EXERCISE TASK
Copy every entry exactly.

DATA FOR PROCESSING

+ + + + +

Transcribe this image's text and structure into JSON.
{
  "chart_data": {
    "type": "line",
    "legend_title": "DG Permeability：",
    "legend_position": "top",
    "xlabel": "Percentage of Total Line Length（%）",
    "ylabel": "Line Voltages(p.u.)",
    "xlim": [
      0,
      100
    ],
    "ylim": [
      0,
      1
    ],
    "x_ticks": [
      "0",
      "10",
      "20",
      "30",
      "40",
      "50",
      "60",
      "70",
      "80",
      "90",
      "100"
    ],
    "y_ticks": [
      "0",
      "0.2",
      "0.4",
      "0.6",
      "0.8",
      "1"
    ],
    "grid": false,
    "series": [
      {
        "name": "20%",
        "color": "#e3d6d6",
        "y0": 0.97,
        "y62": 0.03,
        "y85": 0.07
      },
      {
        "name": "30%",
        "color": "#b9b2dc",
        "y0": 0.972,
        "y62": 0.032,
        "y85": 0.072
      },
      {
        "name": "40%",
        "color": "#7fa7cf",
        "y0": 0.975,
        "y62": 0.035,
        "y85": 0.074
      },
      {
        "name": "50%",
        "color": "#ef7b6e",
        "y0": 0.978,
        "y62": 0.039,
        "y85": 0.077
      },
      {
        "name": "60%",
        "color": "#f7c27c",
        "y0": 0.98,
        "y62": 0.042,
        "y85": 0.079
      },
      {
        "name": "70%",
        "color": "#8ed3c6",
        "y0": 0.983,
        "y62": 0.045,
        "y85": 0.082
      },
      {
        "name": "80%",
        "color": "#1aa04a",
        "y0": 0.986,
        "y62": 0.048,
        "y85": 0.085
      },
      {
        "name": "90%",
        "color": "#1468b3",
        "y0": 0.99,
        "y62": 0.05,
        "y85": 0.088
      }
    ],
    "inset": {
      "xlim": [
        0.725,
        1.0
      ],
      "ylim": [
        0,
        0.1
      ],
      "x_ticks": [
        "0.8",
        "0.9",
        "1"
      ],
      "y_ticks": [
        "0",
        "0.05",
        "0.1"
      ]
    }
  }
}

+ + + + +

RESULT
Transcribe this image's text and structure into JSON.
{
  "chart_data": {
    "type": "line",
    "legend_title": "DG Permeability：",
    "legend_position": "top",
    "xlabel": "Percentage of Total Line Length（%）",
    "ylabel": "Line Voltages(p.u.)",
    "xlim": [
      0,
      100
    ],
    "ylim": [
      0,
      1
    ],
    "x_ticks": [
      "0",
      "10",
      "20",
      "30",
      "40",
      "50",
      "60",
      "70",
      "80",
      "90",
      "100"
    ],
    "y_ticks": [
      "0",
      "0.2",
      "0.4",
      "0.6",
      "0.8",
      "1"
    ],
    "grid": false,
    "series": [
      {
        "name": "20%",
        "color": "#e3d6d6",
        "y0": 0.97,
        "y62": 0.03,
        "y85": 0.07
      },
      {
        "name": "30%",
        "color": "#b9b2dc",
        "y0": 0.972,
        "y62": 0.032,
        "y85": 0.072
      },
      {
        "name": "40%",
        "color": "#7fa7cf",
        "y0": 0.975,
        "y62": 0.035,
        "y85": 0.074
      },
      {
        "name": "50%",
        "color": "#ef7b6e",
        "y0": 0.978,
        "y62": 0.039,
        "y85": 0.077
      },
      {
        "name": "60%",
        "color": "#f7c27c",
        "y0": 0.98,
        "y62": 0.042,
        "y85": 0.079
      },
      {
        "name": "70%",
        "color": "#8ed3c6",
        "y0": 0.983,
        "y62": 0.045,
        "y85": 0.082
      },
      {
        "name": "80%",
        "color": "#1aa04a",
        "y0": 0.986,
        "y62": 0.048,
        "y85": 0.085
      },
      {
        "name": "90%",
        "color": "#1468b3",
        "y0": 0.99,
        "y62": 0.05,
        "y85": 0.088
      }
    ],
    "inset": {
      "xlim": [
        0.725,
        1.0
      ],
      "ylim": [
        0,
        0.1
      ],
      "x_ticks": [
        "0.8",
        "0.9",
        "1"
      ],
      "y_ticks": [
        "0",
        "0.05",
        "0.1"
      ]
    }
  }
}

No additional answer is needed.